◆ **Aim of the task**
Restate the entries below verbatim.

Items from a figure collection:
>> Begin
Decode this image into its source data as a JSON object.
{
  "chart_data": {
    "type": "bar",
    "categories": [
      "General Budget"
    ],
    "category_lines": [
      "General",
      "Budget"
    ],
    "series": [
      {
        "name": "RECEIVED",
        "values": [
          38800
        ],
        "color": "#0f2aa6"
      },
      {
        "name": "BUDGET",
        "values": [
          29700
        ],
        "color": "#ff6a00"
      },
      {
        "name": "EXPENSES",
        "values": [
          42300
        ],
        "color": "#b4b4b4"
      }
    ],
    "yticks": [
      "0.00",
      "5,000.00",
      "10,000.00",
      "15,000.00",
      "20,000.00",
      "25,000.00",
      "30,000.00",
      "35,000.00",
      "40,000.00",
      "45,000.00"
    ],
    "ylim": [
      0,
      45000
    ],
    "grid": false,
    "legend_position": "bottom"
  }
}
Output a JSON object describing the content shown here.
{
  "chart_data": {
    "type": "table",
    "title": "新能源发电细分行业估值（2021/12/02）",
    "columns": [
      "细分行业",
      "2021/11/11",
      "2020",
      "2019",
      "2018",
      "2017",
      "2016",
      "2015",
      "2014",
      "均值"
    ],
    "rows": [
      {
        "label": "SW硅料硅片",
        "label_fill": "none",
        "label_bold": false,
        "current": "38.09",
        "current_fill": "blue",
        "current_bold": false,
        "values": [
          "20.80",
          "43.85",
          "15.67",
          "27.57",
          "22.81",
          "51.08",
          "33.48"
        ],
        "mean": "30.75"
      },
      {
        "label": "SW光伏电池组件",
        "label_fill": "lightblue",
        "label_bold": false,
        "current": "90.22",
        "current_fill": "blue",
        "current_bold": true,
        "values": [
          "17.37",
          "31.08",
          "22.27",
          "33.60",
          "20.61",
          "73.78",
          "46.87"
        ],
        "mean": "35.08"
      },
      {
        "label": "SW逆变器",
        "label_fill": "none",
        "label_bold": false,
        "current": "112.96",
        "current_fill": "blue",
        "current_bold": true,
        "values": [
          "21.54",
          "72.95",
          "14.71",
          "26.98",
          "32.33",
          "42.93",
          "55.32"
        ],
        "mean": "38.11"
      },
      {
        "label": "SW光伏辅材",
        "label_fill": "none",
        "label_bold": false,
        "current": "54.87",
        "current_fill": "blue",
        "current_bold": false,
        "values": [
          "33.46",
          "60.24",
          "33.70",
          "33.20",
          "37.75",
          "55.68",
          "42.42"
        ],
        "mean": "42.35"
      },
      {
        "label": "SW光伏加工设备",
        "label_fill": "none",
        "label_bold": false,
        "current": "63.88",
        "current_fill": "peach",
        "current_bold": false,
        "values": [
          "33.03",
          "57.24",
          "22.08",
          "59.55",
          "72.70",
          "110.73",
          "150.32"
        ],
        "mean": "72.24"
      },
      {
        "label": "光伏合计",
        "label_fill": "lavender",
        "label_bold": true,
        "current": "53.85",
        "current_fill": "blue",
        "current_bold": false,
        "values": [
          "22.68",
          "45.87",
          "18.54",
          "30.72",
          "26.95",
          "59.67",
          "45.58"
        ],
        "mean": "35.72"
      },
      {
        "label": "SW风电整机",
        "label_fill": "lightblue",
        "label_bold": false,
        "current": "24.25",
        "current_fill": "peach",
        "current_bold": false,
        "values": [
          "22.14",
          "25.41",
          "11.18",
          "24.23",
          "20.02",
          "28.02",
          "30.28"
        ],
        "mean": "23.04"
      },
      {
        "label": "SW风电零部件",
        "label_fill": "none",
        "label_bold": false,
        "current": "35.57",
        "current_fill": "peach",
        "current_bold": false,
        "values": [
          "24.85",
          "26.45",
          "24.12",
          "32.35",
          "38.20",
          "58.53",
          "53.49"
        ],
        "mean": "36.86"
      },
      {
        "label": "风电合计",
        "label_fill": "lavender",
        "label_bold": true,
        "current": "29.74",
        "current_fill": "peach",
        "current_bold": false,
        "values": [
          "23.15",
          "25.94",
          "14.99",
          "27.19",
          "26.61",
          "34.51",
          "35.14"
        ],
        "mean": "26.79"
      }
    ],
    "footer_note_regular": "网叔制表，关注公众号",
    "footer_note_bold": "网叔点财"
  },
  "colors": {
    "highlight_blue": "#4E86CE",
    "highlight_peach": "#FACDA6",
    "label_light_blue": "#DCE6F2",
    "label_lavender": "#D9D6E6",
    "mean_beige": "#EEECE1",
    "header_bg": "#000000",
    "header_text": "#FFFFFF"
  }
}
>> End
◆ **Exercise answer**
Decode this image into its source data as a JSON object.
{
  "chart_data": {
    "type": "bar",
    "categories": [
      "General Budget"
    ],
    "category_lines": [
      "General",
      "Budget"
    ],
    "series": [
      {
        "name": "RECEIVED",
        "values": [
          38800
        ],
        "color": "#0f2aa6"
      },
      {
        "name": "BUDGET",
        "values": [
          29700
        ],
        "color": "#ff6a00"
      },
      {
        "name": "EXPENSES",
        "values": [
          42300
        ],
        "color": "#b4b4b4"
      }
    ],
    "yticks": [
      "0.00",
      "5,000.00",
      "10,000.00",
      "15,000.00",
      "20,000.00",
      "25,000.00",
      "30,000.00",
      "35,000.00",
      "40,000.00",
      "45,000.00"
    ],
    "ylim": [
      0,
      45000
    ],
    "grid": false,
    "legend_position": "bottom"
  }
}
Output a JSON object describing the content shown here.
{
  "chart_data": {
    "type": "table",
    "title": "新能源发电细分行业估值（2021/12/02）",
    "columns": [
      "细分行业",
      "2021/11/11",
      "2020",
      "2019",
      "2018",
      "2017",
      "2016",
      "2015",
      "2014",
      "均值"
    ],
    "rows": [
      {
        "label": "SW硅料硅片",
        "label_fill": "none",
        "label_bold": false,
        "current": "38.09",
        "current_fill": "blue",
        "current_bold": false,
        "values": [
          "20.80",
          "43.85",
          "15.67",
          "27.57",
          "22.81",
          "51.08",
          "33.48"
        ],
        "mean": "30.75"
      },
      {
        "label": "SW光伏电池组件",
        "label_fill": "lightblue",
        "label_bold": false,
        "current": "90.22",
        "current_fill": "blue",
        "current_bold": true,
        "values": [
          "17.37",
          "31.08",
          "22.27",
          "33.60",
          "20.61",
          "73.78",
          "46.87"
        ],
        "mean": "35.08"
      },
      {
        "label": "SW逆变器",
        "label_fill": "none",
        "label_bold": false,
        "current": "112.96",
        "current_fill": "blue",
        "current_bold": true,
        "values": [
          "21.54",
          "72.95",
          "14.71",
          "26.98",
          "32.33",
          "42.93",
          "55.32"
        ],
        "mean": "38.11"
      },
      {
        "label": "SW光伏辅材",
        "label_fill": "none",
        "label_bold": false,
        "current": "54.87",
        "current_fill": "blue",
        "current_bold": false,
        "values": [
          "33.46",
          "60.24",
          "33.70",
          "33.20",
          "37.75",
          "55.68",
          "42.42"
        ],
        "mean": "42.35"
      },
      {
        "label": "SW光伏加工设备",
        "label_fill": "none",
        "label_bold": false,
        "current": "63.88",
        "current_fill": "peach",
        "current_bold": false,
        "values": [
          "33.03",
          "57.24",
          "22.08",
          "59.55",
          "72.70",
          "110.73",
          "150.32"
        ],
        "mean": "72.24"
      },
      {
        "label": "光伏合计",
        "label_fill": "lavender",
        "label_bold": true,
        "current": "53.85",
        "current_fill": "blue",
        "current_bold": false,
        "values": [
          "22.68",
          "45.87",
          "18.54",
          "30.72",
          "26.95",
          "59.67",
          "45.58"
        ],
        "mean": "35.72"
      },
      {
        "label": "SW风电整机",
        "label_fill": "lightblue",
        "label_bold": false,
        "current": "24.25",
        "current_fill": "peach",
        "current_bold": false,
        "values": [
          "22.14",
          "25.41",
          "11.18",
          "24.23",
          "20.02",
          "28.02",
          "30.28"
        ],
        "mean": "23.04"
      },
      {
        "label": "SW风电零部件",
        "label_fill": "none",
        "label_bold": false,
        "current": "35.57",
        "current_fill": "peach",
        "current_bold": false,
        "values": [
          "24.85",
          "26.45",
          "24.12",
          "32.35",
          "38.20",
          "58.53",
          "53.49"
        ],
        "mean": "36.86"
      },
      {
        "label": "风电合计",
        "label_fill": "lavender",
        "label_bold": true,
        "current": "29.74",
        "current_fill": "peach",
        "current_bold": false,
        "values": [
          "23.15",
          "25.94",
          "14.99",
          "27.19",
          "26.61",
          "34.51",
          "35.14"
        ],
        "mean": "26.79"
      }
    ],
    "footer_note_regular": "网叔制表，关注公众号",
    "footer_note_bold": "网叔点财"
  },
  "colors": {
    "highlight_blue": "#4E86CE",
    "highlight_peach": "#FACDA6",
    "label_light_blue": "#DCE6F2",
    "label_lavender": "#D9D6E6",
    "mean_beige": "#EEECE1",
    "header_bg": "#000000",
    "header_text": "#FFFFFF"
  }
}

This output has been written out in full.